A coorte INSIGHT é um estudo da PrEP em 14 locais na África do Sul e um em Eswatini, no Quénia, no Maláui, no Uganda e na Zâmbia. Os dados foram recolhidos entre agosto de 2022 e agosto de 2023, embora o tempo de acompanhamento de cada indivíduo tenha sido de seis meses.

O estudo rastreou 3342 mulheres, mas 142 tiveram resultados positivos para o VIH (4,2%) e 113 não eram elegíveis por outras razões, restando 3087 participantes. A sua idade média era de 24 anos. A maioria (96%) tinha um parceiro principal e poucas tinham tido mais de dois parceiros nos últimos três meses. Cerca de 30% tinham uma infeção sexualmente transmissível bacteriana, que foi tratada. Quase um em cada sete (13,6%) já tinha usado PrEP antes.

Registou-se uma boa adesão à PrEP e persistência na sua utilização, com 92% dos participantes a completarem as quatro visitas do estudo.

Embora 62% dos participantes tenham descrito efeitos secundários típicos da PrEP, como náuseas, a maioria afirmou que a PrEP teve um impacto positivo nas suas vidas. Por exemplo, 91% disseram que estavam menos preocupados com a possibilidade de contrair o VIH e uma proporção semelhante sentiu-se "mais livre" quando tinha relações sexuais.

A Dra. Brenda Mirembe, da Universidade de Makerere, disse que a utilização de um teste rápido de urina para medir os níveis de tenofovir e confirmar a adesão foi, de um modo geral, considerada como um apoio pelos participantes. Devido a problemas de fornecimento, os testes não estavam disponíveis para todos os participantes em todas as visitas, mas foram efetuados numa média de 60% dos participantes. Os resultados indicaram uma adesão recente de 72% no primeiro mês, 71% no terceiro mês e 67% no sexto mês.

Mas apesar dos elevados níveis de utilização da PrEP, a incidência anual do VIH manteve-se bastante elevada, em 1,38% - ou uma infeção em cada 72 participantes por ano.

■ **DADOS PARA ANÁLISE**:
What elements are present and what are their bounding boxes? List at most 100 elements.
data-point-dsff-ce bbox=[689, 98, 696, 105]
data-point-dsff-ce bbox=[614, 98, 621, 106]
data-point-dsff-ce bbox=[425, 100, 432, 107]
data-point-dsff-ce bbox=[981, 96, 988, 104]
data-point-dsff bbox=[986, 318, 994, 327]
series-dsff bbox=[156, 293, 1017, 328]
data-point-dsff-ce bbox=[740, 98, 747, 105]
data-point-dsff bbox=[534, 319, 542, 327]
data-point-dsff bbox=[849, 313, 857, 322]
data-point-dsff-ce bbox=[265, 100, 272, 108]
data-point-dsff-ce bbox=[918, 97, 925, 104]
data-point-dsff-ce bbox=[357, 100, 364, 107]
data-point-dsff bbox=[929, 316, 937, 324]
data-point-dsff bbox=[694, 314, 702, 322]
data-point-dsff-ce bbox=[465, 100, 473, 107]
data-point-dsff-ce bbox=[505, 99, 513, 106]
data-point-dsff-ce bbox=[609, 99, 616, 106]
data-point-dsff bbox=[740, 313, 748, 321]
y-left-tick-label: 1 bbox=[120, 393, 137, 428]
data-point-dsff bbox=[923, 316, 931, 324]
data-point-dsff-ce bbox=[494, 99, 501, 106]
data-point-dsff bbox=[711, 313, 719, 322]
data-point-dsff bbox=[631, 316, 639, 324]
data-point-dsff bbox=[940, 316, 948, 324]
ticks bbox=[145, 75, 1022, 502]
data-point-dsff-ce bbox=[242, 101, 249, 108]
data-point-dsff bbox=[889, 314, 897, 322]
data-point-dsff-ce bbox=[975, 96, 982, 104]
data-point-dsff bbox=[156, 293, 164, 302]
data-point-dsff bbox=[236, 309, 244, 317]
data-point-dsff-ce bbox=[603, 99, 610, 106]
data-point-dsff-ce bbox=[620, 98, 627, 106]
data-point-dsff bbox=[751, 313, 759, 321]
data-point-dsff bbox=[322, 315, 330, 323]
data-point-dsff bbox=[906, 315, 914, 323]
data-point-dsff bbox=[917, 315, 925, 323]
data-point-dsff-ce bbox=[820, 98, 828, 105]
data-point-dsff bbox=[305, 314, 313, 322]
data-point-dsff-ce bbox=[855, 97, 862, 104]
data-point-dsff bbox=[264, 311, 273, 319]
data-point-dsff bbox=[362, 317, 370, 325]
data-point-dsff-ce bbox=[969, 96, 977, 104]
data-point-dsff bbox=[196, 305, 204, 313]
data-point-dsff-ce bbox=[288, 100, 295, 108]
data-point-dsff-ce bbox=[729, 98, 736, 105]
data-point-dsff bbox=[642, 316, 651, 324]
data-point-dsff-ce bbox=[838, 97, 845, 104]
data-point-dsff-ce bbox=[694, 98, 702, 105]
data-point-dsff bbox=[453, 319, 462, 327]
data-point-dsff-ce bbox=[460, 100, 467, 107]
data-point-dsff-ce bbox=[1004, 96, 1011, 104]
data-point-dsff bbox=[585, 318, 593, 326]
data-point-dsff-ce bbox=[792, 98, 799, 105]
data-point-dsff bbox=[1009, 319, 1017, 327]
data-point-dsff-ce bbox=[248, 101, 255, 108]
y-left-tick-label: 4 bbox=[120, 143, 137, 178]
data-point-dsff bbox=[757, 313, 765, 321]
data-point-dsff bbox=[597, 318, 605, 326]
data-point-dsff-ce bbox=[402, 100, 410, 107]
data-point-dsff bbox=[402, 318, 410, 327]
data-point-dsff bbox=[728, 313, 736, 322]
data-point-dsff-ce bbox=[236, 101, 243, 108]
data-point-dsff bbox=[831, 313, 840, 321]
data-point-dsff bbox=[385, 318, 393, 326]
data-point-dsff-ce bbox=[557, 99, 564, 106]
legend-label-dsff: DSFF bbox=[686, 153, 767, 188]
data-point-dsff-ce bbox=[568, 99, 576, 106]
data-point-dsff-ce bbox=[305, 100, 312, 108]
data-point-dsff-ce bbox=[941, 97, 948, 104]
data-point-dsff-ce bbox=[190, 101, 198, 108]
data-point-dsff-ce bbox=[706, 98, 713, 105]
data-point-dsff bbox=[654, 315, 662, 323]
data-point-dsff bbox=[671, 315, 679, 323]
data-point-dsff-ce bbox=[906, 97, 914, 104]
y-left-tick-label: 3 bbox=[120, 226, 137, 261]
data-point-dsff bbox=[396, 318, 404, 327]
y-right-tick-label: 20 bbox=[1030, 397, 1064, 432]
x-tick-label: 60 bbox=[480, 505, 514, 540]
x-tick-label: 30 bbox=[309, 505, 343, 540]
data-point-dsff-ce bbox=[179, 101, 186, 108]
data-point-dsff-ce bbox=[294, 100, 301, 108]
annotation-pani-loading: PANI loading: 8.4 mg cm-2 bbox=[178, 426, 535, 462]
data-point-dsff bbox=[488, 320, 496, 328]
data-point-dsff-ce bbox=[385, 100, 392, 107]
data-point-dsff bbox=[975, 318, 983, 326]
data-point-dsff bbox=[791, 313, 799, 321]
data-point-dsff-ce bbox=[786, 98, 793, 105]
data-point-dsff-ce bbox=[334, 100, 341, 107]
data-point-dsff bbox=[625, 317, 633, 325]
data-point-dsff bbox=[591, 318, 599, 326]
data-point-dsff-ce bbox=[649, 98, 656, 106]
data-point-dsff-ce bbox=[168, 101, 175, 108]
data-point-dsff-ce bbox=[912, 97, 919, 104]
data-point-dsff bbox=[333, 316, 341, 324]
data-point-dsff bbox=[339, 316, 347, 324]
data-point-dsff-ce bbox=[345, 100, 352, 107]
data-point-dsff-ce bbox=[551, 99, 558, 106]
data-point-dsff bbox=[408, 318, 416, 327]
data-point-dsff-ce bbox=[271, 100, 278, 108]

■ **ATIVIDADE**:
Transcreva palavra por palavra o trecho do texto sobre o estudo INSIGHT entre "Registou-se uma boa" e "tinha relações sexuais.", inclusive.

■ **RESPOSTA**:
Registou-se uma boa adesão à PrEP e persistência na sua utilização, com 92% dos participantes a completarem as quatro visitas do estudo.

Embora 62% dos participantes tenham descrito efeitos secundários típicos da PrEP, como náuseas, a maioria afirmou que a PrEP teve um impacto positivo nas suas vidas. Por exemplo, 91% disseram que estavam menos preocupados com a possibilidade de contrair o VIH e uma proporção semelhante sentiu-se "mais livre" quando tinha relações sexuais.